» Task details: Extract each line where the string "JSON" shows up.

» Dataset:

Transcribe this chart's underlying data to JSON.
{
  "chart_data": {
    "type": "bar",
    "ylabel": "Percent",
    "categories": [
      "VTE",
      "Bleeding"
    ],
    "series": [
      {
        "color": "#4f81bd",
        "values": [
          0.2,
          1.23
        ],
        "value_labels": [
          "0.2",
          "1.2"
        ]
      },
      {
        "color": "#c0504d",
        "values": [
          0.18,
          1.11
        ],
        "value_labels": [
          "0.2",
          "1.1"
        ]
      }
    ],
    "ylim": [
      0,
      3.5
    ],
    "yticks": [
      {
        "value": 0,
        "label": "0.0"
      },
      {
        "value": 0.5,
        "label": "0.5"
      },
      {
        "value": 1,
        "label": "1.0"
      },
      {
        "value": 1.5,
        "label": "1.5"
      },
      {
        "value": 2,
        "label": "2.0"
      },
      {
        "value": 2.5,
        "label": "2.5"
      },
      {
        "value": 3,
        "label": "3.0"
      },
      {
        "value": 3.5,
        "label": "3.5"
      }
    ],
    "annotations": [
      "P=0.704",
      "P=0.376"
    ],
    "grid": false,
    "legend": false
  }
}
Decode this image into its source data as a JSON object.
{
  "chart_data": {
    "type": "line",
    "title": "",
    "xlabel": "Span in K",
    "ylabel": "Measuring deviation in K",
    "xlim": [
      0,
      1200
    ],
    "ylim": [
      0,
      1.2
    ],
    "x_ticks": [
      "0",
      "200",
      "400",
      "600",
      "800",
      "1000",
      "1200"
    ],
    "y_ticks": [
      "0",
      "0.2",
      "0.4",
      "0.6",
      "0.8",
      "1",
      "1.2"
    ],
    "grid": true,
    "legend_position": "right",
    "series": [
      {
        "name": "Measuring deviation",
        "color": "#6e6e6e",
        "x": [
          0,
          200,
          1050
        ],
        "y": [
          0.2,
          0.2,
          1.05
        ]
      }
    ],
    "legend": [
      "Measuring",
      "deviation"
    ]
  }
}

» Problem solution:
Transcribe this chart's underlying data to JSON.
Decode this image into its source data as a JSON object.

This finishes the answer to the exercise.